EXERCISE INSTRUCTIONS
Copy every line that mentions the word "finns".

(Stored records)
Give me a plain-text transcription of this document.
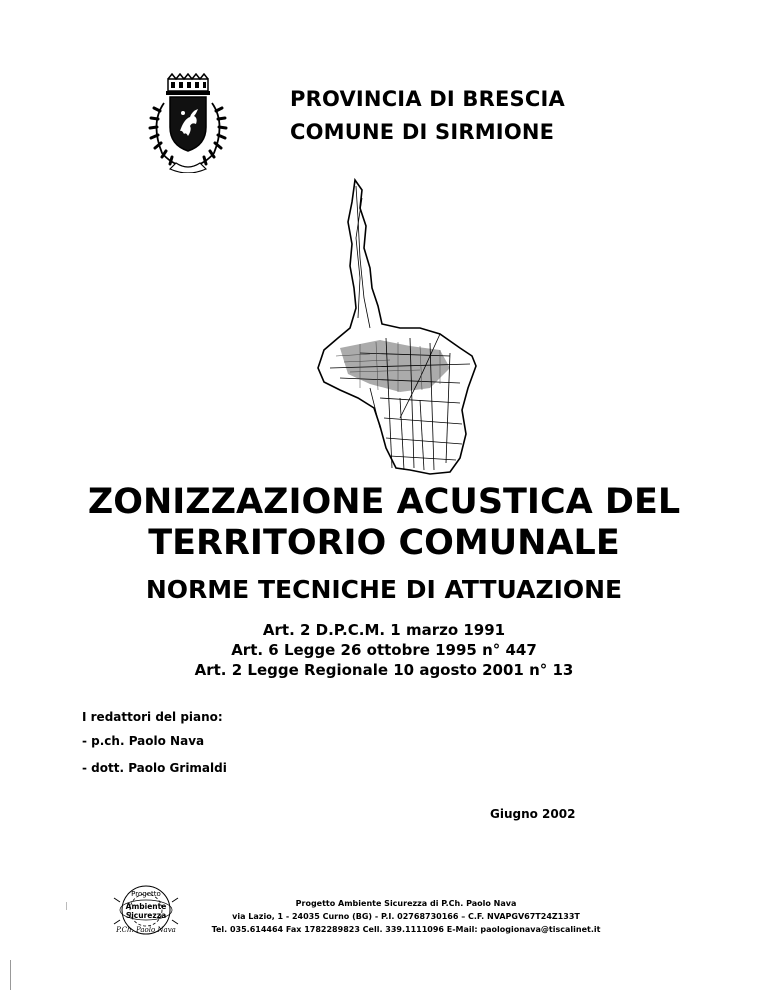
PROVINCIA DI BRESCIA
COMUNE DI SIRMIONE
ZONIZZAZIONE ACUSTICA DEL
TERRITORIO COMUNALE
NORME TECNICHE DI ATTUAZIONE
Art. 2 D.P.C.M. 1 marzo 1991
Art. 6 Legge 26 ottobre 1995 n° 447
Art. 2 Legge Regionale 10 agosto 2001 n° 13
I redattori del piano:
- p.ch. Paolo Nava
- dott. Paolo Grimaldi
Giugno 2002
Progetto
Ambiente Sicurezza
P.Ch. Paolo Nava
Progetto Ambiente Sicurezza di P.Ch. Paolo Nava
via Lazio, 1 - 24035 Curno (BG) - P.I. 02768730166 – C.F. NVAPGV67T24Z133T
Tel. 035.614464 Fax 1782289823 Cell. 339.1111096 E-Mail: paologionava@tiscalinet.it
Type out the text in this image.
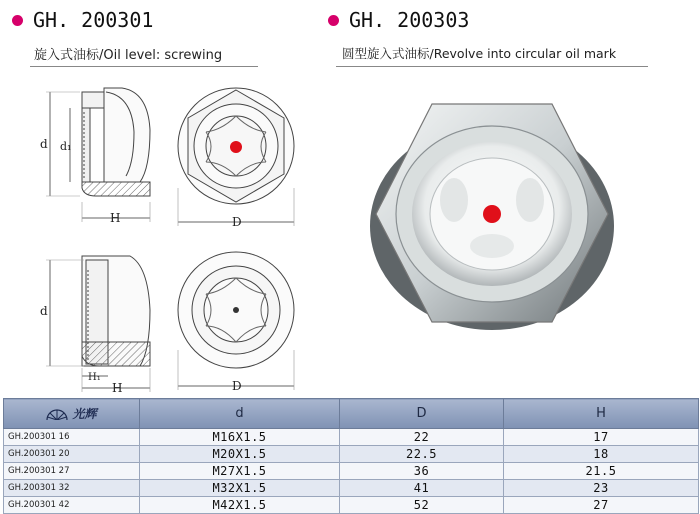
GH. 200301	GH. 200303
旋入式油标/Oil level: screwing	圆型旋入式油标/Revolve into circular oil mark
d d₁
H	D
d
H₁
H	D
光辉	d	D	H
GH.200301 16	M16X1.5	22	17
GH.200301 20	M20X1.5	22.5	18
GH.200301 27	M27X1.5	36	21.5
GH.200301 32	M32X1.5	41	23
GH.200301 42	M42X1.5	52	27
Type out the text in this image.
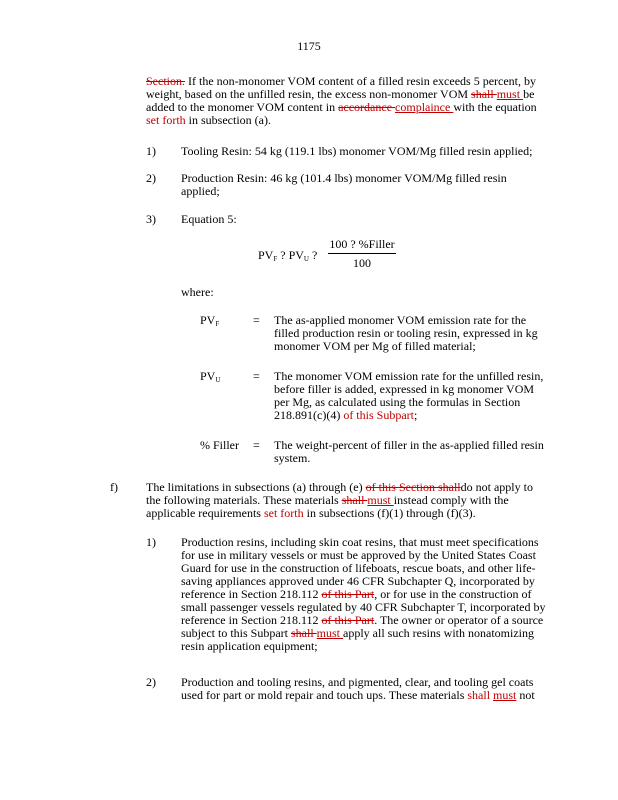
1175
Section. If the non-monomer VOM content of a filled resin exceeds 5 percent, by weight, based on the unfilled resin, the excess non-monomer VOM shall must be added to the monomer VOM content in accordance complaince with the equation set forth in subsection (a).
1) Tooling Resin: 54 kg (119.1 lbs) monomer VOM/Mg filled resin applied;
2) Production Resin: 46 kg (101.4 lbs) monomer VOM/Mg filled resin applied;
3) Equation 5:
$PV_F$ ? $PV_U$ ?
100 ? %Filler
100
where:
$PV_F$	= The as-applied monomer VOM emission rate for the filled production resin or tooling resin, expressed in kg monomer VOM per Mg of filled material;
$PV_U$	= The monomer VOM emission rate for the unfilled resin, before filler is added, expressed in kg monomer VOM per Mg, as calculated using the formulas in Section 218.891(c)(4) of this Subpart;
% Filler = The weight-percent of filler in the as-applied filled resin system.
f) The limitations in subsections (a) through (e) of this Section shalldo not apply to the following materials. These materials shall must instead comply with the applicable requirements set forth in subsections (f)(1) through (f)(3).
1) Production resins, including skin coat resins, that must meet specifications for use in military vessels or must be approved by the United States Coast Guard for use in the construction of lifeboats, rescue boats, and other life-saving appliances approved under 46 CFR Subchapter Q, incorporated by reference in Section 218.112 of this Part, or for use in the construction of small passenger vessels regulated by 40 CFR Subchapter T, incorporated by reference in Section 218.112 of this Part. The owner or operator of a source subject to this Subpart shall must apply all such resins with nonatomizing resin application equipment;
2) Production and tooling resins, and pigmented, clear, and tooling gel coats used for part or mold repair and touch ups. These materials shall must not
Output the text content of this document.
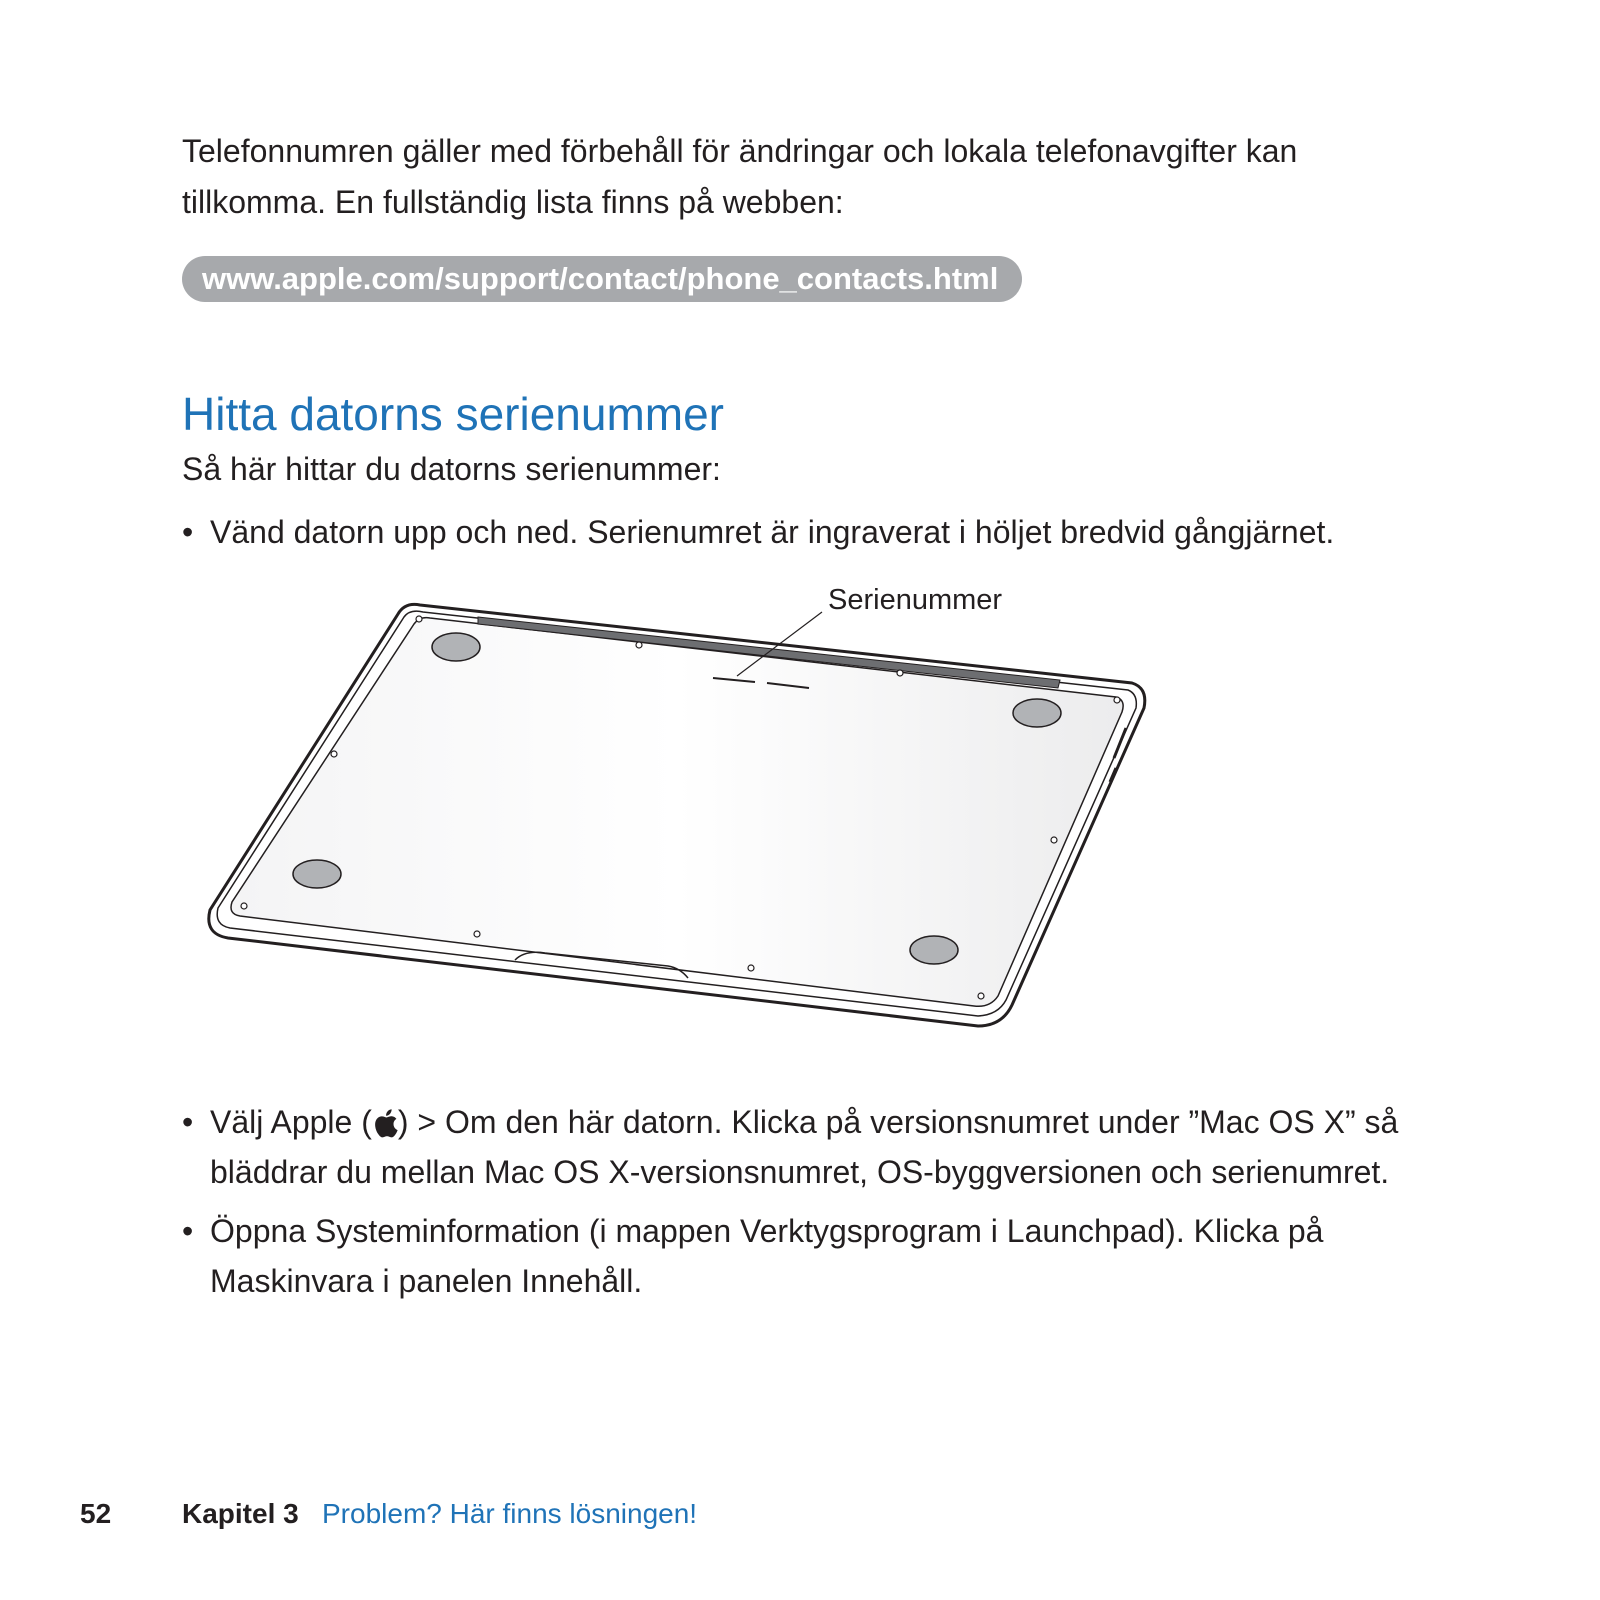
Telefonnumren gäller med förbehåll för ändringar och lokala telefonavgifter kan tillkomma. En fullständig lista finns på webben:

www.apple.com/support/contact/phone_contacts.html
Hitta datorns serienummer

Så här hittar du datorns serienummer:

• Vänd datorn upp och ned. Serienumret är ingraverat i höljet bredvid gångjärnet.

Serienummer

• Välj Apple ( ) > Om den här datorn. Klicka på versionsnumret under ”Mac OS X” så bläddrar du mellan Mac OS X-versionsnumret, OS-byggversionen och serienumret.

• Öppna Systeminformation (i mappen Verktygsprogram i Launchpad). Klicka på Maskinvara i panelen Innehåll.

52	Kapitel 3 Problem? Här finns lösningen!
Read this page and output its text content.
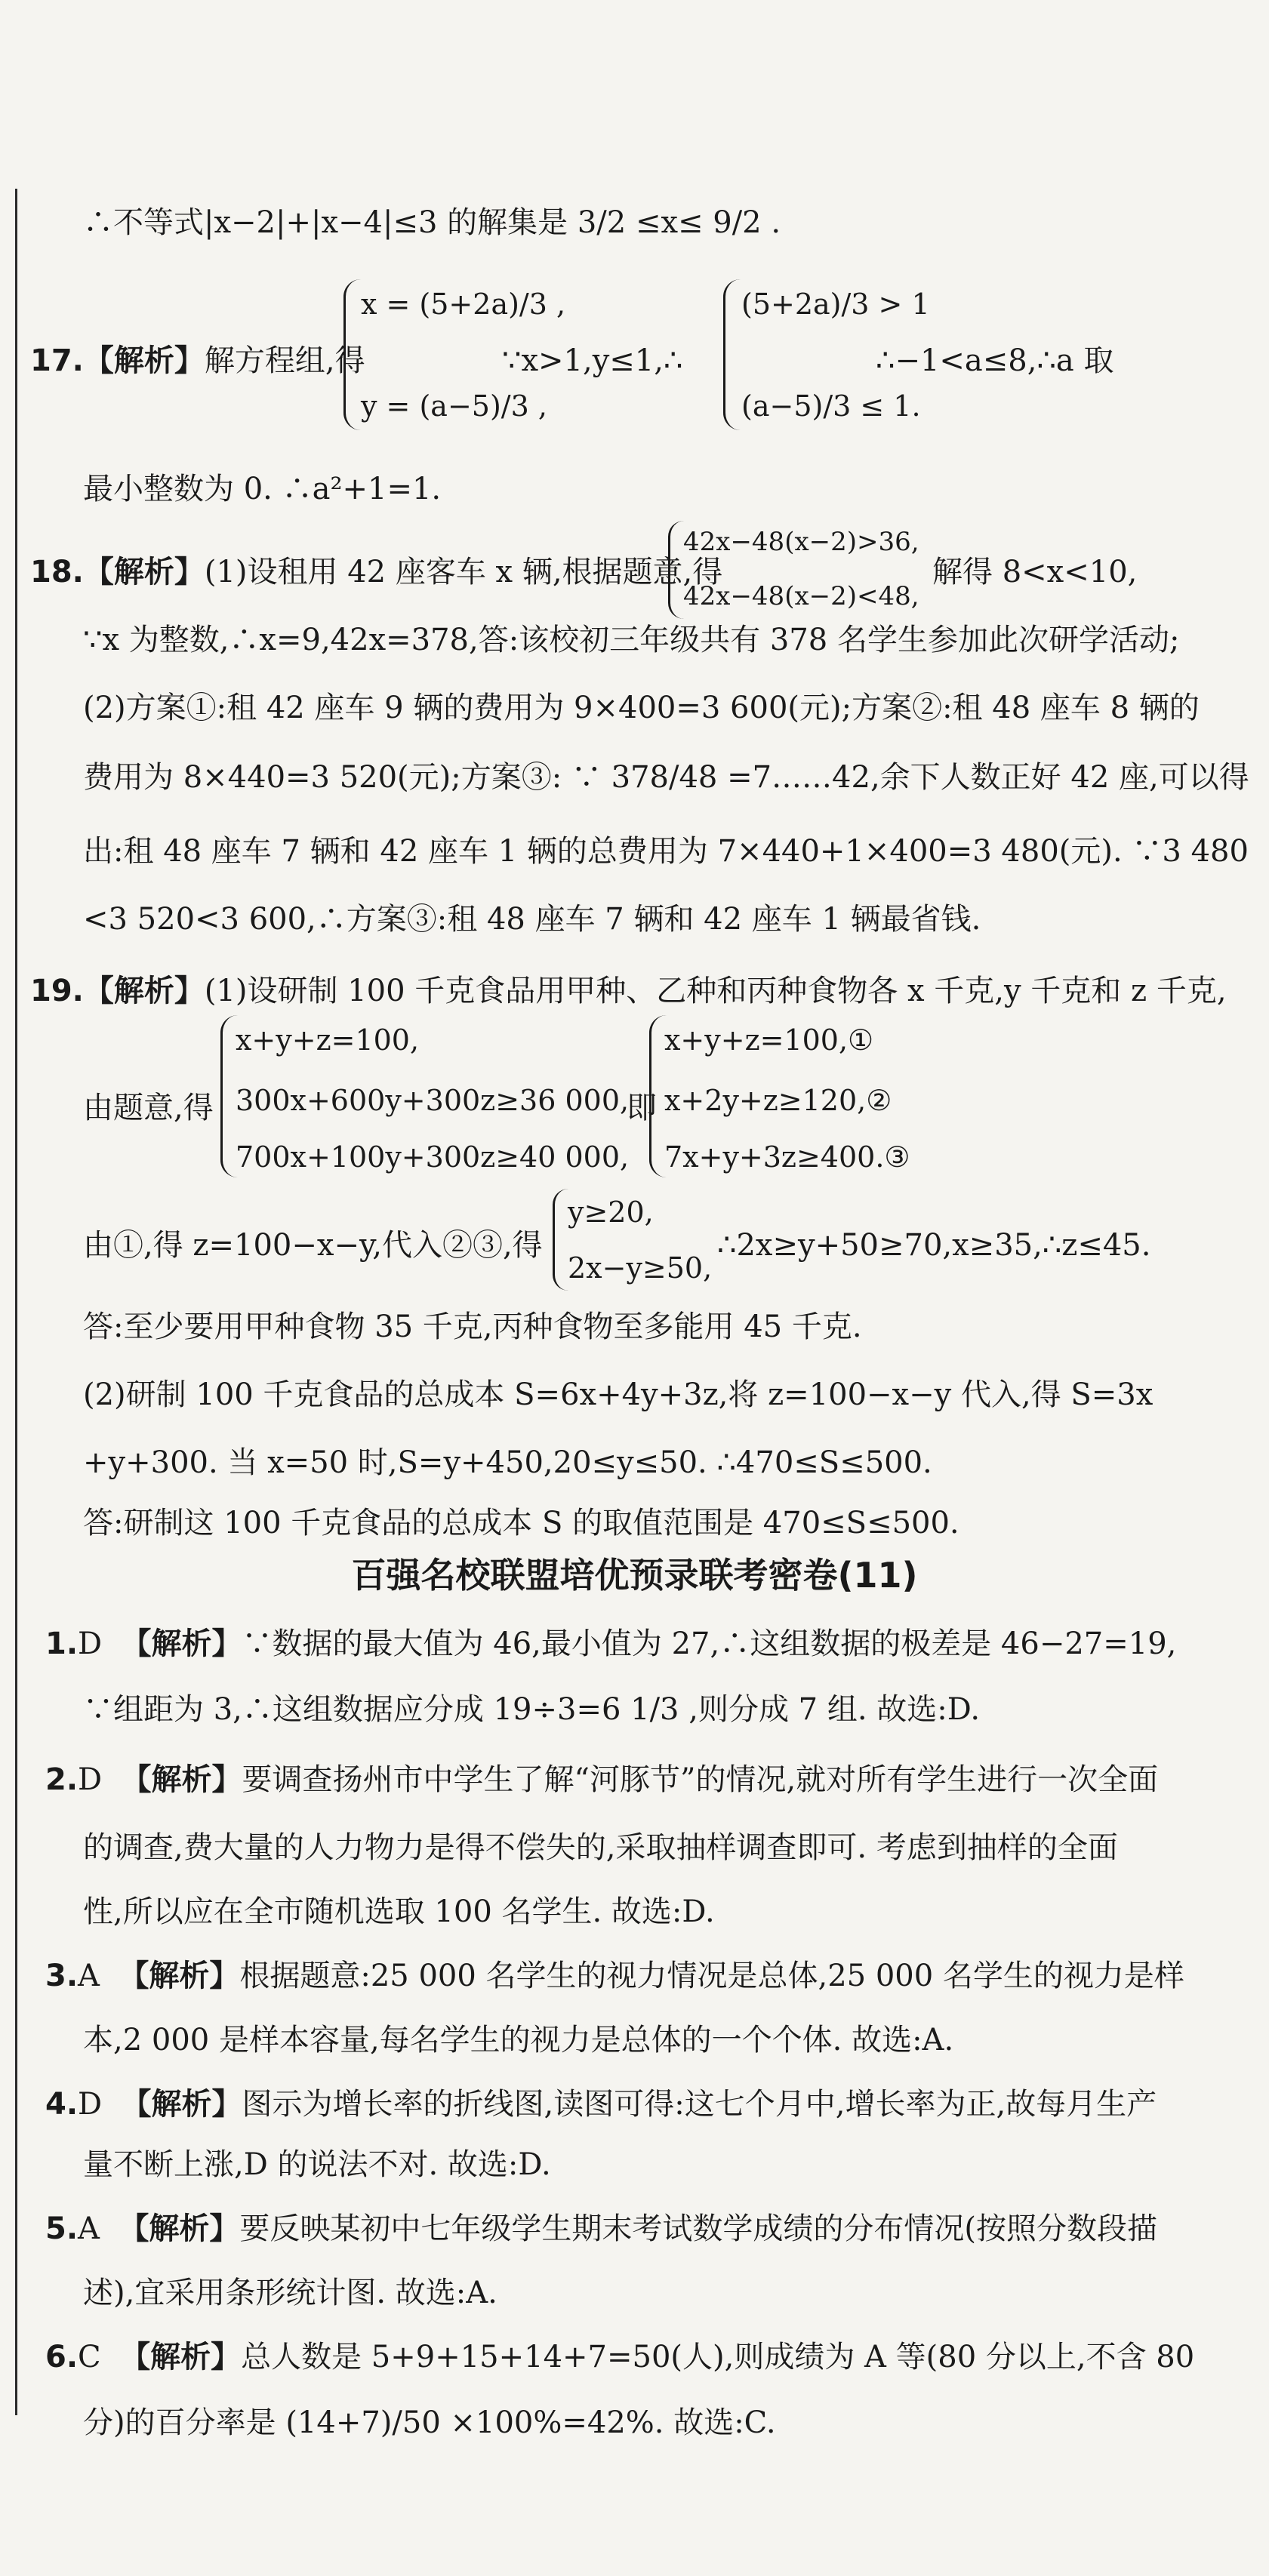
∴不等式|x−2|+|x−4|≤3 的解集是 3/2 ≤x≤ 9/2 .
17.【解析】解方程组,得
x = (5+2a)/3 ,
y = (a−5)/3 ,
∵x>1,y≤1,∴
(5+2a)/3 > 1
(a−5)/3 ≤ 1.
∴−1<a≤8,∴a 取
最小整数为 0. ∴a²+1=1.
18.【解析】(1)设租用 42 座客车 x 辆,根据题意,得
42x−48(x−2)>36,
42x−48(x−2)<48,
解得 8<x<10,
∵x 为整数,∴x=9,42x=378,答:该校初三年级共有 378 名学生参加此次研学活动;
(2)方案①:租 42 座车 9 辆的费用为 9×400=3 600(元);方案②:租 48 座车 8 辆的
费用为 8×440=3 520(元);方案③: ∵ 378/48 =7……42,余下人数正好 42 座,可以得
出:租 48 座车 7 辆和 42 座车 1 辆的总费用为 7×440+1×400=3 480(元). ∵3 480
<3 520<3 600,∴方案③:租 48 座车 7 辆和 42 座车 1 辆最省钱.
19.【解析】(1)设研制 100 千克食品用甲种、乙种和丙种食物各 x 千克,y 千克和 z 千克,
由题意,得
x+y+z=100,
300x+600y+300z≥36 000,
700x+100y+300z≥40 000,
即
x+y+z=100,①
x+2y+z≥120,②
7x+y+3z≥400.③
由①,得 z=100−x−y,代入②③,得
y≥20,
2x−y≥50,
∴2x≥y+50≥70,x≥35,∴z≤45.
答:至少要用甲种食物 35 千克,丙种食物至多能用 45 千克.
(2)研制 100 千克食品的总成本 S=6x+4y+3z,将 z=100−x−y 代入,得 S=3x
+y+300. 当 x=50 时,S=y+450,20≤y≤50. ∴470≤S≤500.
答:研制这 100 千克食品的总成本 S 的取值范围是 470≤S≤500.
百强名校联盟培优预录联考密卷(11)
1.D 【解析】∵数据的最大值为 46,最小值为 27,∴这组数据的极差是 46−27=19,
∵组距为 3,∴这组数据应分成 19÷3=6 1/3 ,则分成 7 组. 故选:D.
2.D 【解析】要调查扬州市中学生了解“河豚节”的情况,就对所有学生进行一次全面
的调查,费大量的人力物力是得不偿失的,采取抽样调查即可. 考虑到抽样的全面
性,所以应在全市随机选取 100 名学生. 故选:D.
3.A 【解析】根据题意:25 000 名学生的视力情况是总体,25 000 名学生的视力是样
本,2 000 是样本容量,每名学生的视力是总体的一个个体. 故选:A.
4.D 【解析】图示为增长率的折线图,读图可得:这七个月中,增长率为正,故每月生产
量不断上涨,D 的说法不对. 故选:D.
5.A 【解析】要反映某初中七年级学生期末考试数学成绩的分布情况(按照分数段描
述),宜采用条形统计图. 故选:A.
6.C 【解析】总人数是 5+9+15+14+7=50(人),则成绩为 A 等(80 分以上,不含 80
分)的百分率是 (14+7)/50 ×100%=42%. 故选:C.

FULL RESPONSE
Telefonnumren gäller med förbehåll för ändringar och lokala telefonavgifter kan tillkomma. En fullständig lista finns på webben:
52	Kapitel 3 Problem? Här finns lösningen!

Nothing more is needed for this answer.